**Task item A**: In the Civil War passage, how many men did Douglas say would be needed to compel submission?
**Task item B**: Reproduce the Civil War passage from "Author Jonathan W." up to and including "ranks with soldiers.".
**Task item C**: Write the next part of the Civil War passage, picking up after its last sentence.

BEGIN Source text

His predecessor James Buchanan was not a supporter of secession but aware that a president waging war against a State was committing treason – Article III, Section 3 of the US Constitution. His attorney-general confirmed this. A president could not raise an army – only Congress could do this – Lincoln circumvented the Constitution with Republican governors sending him their own State troops until Congress met in July. By that time congressmen were aware that they faced arbitrary arrest for “treason” should they oppose Lincoln’s actions.

The Choice Between War and Peace

 “Lincoln’s cabinet was almost equally divided between Conservatives and Radicals. The Radicals favored an immediate attempt to resupply Fort Sumter even should this precipitate war. These men thought the new Confederacy would crumble upon the first show of force, because a small junta had caused all the trouble, and the Southern people would have no heart in a conspirators’ war.

The Conservatives believed that given peace and adequate time, the Union could be reconstituted. Would it not be better to withdraw the small garrisons from forts to so as to prevent immediate hostilities and secure the Border States to the Union? Seward knew there were no military reasons for keeping Sumter and had no doubt that it would soon be evacuated. On March 7, Lincoln told a caller that if Sumter were abandoned, he would have to leave the White House the same day.

On March 12 1861 Stephen Douglas began a debate designed to force the Radical Republicans either the accept or attack Lincoln’s peace policy as stated in his inauguration speech.

He reviewed at length the legal status of federal authority in the South. As the laws stood, the Executive could not use the army and the navy to enforce the law in the Southern States. What would be involved in the use of force? He had secured estimates from competent military authorities as to the troop requirements in the event of war. At least 285,000 men would be needed to compel submission and it would cost at least $316,000,000 to keep them in the field for a year. How could eighteen States ever pay the cost of subjugating fifteen?

The Republicans sat silent as he talked, smiling contemptuously. When he finished, Henry Wilson of Massachusetts, attacked him as the country’s outstanding alarmist. Douglas lost his temper and taunted the Republican Radicals with desiring the Union dissolved. The Republicans were unyielding, the few Northern Democrats were impotent but the galleries applauded wildly.”

(The Eve of Conflict: Stephen A. Douglas and the Needless War, George Fort Milton, Houghton, Mifflin Company, 1934, pp. 548-551)

Penalty for Not Re-Enlisting

Author Jonathan W. White’s book “Emancipation, the Union Army and the Reelection of Abraham Lincoln” (LSU Press, 2014) contends that Secretary of War Edwin Stanton utilized intimidation tactics to ensure Lincoln’s election and use the soldier vote to help accomplish it. His assistant secretary, Charles A. Dana, admitted to using the full power of the War Department to ensure Lincoln’s electoral triumph. Stanton also employed creative solutions for filling the blue ranks with soldiers.

By May 1864, the initial three-year enlistments had expired and strong measures utilized for re-enlisting the veterans. The hated draft was causing riots in northern cities, and Grant complained often of the useless soldiers he was sent — paid substitutes and draftees who often deserted at the first opportunity.

END Source text
BEGIN Records provided

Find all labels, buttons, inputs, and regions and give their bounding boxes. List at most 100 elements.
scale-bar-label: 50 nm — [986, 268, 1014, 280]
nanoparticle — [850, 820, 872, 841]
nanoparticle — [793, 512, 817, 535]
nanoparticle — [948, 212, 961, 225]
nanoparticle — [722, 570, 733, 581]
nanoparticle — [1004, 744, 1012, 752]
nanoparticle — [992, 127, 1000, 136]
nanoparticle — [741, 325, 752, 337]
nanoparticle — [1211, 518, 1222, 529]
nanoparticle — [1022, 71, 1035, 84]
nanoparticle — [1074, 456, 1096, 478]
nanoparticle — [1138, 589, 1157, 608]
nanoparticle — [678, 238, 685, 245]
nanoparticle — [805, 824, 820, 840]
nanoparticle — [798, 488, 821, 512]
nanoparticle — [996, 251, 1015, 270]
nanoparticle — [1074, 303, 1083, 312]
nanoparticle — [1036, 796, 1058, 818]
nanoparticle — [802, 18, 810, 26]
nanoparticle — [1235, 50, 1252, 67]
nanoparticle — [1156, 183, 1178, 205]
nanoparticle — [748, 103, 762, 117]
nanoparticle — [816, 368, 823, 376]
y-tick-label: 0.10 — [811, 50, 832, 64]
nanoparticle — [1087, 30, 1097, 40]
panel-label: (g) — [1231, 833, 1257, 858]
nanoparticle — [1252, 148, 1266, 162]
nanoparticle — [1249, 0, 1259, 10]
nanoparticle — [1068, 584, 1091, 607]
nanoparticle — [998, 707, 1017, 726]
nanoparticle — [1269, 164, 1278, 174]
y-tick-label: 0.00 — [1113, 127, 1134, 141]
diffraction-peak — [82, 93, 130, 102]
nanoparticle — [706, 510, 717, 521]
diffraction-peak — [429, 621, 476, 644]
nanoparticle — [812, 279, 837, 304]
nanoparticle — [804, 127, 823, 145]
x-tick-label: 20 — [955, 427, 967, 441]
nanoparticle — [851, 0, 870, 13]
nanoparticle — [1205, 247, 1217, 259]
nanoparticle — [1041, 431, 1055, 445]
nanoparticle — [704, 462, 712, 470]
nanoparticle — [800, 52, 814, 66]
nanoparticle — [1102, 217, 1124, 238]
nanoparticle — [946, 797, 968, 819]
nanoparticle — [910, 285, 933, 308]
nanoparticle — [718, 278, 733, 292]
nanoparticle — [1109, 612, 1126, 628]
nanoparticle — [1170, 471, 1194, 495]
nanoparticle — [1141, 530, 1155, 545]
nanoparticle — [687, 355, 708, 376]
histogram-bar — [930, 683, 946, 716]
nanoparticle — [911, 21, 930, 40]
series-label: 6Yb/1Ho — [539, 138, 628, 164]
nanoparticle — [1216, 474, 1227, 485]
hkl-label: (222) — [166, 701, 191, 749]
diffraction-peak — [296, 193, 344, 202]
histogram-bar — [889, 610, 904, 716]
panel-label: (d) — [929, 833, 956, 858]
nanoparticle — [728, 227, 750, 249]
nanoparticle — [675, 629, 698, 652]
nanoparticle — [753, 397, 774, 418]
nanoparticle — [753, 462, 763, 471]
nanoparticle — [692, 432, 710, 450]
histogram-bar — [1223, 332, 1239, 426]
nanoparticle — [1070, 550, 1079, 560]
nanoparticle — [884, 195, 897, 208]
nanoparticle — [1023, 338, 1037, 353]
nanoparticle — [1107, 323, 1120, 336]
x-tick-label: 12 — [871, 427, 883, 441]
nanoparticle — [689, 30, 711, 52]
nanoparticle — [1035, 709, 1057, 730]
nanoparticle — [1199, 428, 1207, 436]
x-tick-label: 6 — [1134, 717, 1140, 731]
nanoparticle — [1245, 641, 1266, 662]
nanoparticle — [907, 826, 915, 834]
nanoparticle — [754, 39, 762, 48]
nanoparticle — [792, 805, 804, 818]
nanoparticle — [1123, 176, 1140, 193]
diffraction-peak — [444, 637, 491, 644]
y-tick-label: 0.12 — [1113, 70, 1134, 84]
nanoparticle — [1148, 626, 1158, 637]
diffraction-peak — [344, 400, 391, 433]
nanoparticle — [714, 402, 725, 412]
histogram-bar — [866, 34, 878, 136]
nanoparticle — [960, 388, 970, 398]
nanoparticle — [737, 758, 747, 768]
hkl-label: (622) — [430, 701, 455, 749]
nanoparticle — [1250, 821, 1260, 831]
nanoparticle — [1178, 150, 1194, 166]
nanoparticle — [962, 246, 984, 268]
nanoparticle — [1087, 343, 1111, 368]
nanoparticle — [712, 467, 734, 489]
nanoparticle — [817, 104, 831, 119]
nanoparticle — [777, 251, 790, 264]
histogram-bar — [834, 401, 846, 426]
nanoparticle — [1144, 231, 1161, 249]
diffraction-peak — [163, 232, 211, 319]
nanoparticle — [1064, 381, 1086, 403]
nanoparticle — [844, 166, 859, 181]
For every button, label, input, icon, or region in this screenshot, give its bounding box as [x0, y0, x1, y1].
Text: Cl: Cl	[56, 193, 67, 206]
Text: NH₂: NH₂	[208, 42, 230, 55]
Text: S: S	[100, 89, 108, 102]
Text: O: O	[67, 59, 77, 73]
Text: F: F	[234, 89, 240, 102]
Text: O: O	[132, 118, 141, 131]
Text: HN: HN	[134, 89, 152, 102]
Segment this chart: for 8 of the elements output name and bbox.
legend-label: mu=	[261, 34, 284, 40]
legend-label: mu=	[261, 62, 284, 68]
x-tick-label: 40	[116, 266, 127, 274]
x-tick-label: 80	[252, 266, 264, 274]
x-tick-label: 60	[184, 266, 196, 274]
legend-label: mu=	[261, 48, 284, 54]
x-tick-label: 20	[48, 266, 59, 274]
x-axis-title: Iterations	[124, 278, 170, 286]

END Records provided

**Reply A**: At least 285,000 men.

**Reply B**:
Author Jonathan W. White’s book “Emancipation, the Union Army and the Reelection of Abraham Lincoln” (LSU Press, 2014) contends that Secretary of War Edwin Stanton utilized intimidation tactics to ensure Lincoln’s election and use the soldier vote to help accomplish it. His assistant secretary, Charles A. Dana, admitted to using the full power of the War Department to ensure Lincoln’s electoral triumph. Stanton also employed creative solutions for filling the blue ranks with soldiers.

**Reply C**:
Desperate to retain the veterans, Stanton demanded additional government bounty money to entice them to stay, one-month furloughs home to show off their “Veteran Volunteer” sleeve chevrons, and commanders rewarded with promotions for re-enlistments obtained. Commanders unsuccessful in their re-enlistment efforts were denied promotion or cashiered.

The bounty money made soldiers wealthy men for the time, but naturally caused them to avoid battle in order to spend it. White estimates that only 15 percent of veteran soldiers re-enlisted, leaving 85 percent who walked away, as it had become an abolition war rather than the “save the Union” banner they had enlisted under. Additionally, they saw emancipation bringing many black freedmen north in search of employment, thus depressing wages and taking jobs from white northerners.

Penalty for Not Re-Enlisting

In May [1864] the three-years’ service of the regiment had expired; and three hundred and seventy-five men who had not reenlisted as veterans were mustered out and made their way home as best they could. On arriving in New York, they drew up and adopted a series of resolutions. They began by rehearsing an order of Col. [Henry L.] Abbot, dated May 21, urging them to “stand by their colors, and not march to the rear to the sound of the enemy’s cannon.”

The reason for their non-re-enlistment seems to be stated in the charge against Col. Abbot:

“That he has spared no pains to place over us a military aristocracy, subjecting us to every variety of petty annoyance, to show his own power, and take away our manhood; subjecting men to inhuman and illegal punishments for appealing to him for justice; disgracing others for attempting to obtain commissions in colored regiments; . . . about May 4 ordering his heavy artillery men who had not re-enlisted, into the ditch for the remainder of their term of service, thus placing us on a level with prisoners under sentence for court-martial; and finally capping the climax by leaving us to the tender mercy of provost-marshals, turning us loose on the world, without pay, without officers, without transportation, without rations and without our colors.”

(The Military & Civil History of Connecticut, During the War of 1861-1865. W. Croffut & J. Morris. Ledyard Bill. 1869, pg. 558-559)

 

Gideon Welles on Grant, Republicans and Conscription

Gideon Welles on Grant, Republicans and Conscription

Lincoln’s Secretary of the Navy Gideon Welles (1802-1878), was Connecticut-born, a Democrat until 1848, left for the Free-Soil party and then joined the nascent Republicans in 1854. Claiming to be anti-slavery, his father had been a Connecticut shipping merchant and very likely participated in New England’s transatlantic slave trade. He was appointed to Secretary of the Navy by Lincoln as a reward for past party support.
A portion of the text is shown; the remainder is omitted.